== Given entries ==
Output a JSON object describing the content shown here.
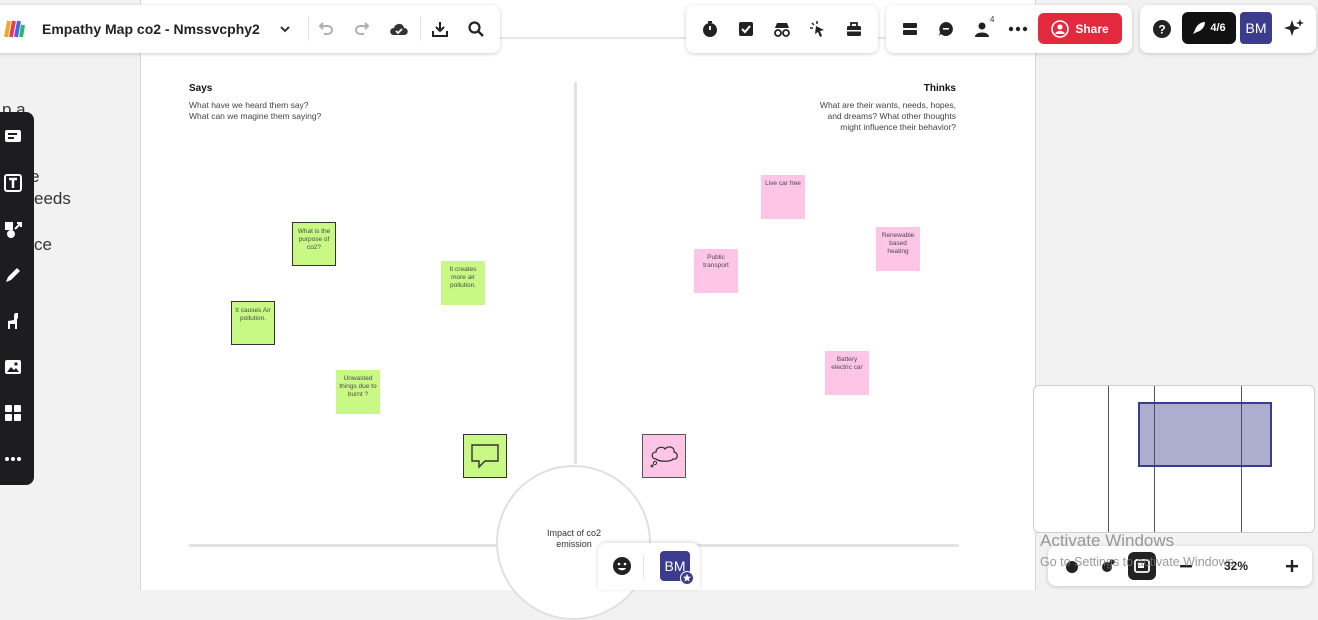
{
  "header": {
    "title": "Empathy Map co2 - Nmssvcphy2"
  },
  "top_right": {
    "collaborator_count": "4",
    "share_label": "Share",
    "progress_label": "4/6",
    "avatar_initials": "BM"
  },
  "board": {
    "says": {
      "title": "Says",
      "desc_line1": "What have we heard them say?",
      "desc_line2": "What can we magine them saying?"
    },
    "thinks": {
      "title": "Thinks",
      "desc_line1": "What are their wants, needs, hopes,",
      "desc_line2": "and dreams? What other thoughts",
      "desc_line3": "might influence their behavior?"
    },
    "center_label": "Impact of co2 emission",
    "green_stickies": [
      "What is the purpose of co2?",
      "It creates more air pollution.",
      "It causes Air pollution.",
      "Unwasted things due to burnt ?"
    ],
    "pink_stickies": [
      "Live car free",
      "Renewable based heating",
      "Public transport",
      "Battery electric car"
    ]
  },
  "left_bleed": {
    "line1": "p a",
    "line2": "e",
    "line3": "eeds",
    "line4": "ce"
  },
  "bottom": {
    "avatar_initials": "BM"
  },
  "zoom": {
    "level": "32%"
  },
  "watermark": {
    "title": "Activate Windows",
    "subtitle": "Go to Settings to activate Windows."
  },
  "colors": {
    "sticky_green": "#c9f985",
    "sticky_pink": "#fec5e7",
    "share_red": "#e3293e",
    "avatar_blue": "#3c3c8e"
  }
}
===
**Written problem**
Which lines above hold the word "pollution"? Copy each of them.

**Exercise output**
      "It creates more air pollution.",
      "It causes Air pollution.",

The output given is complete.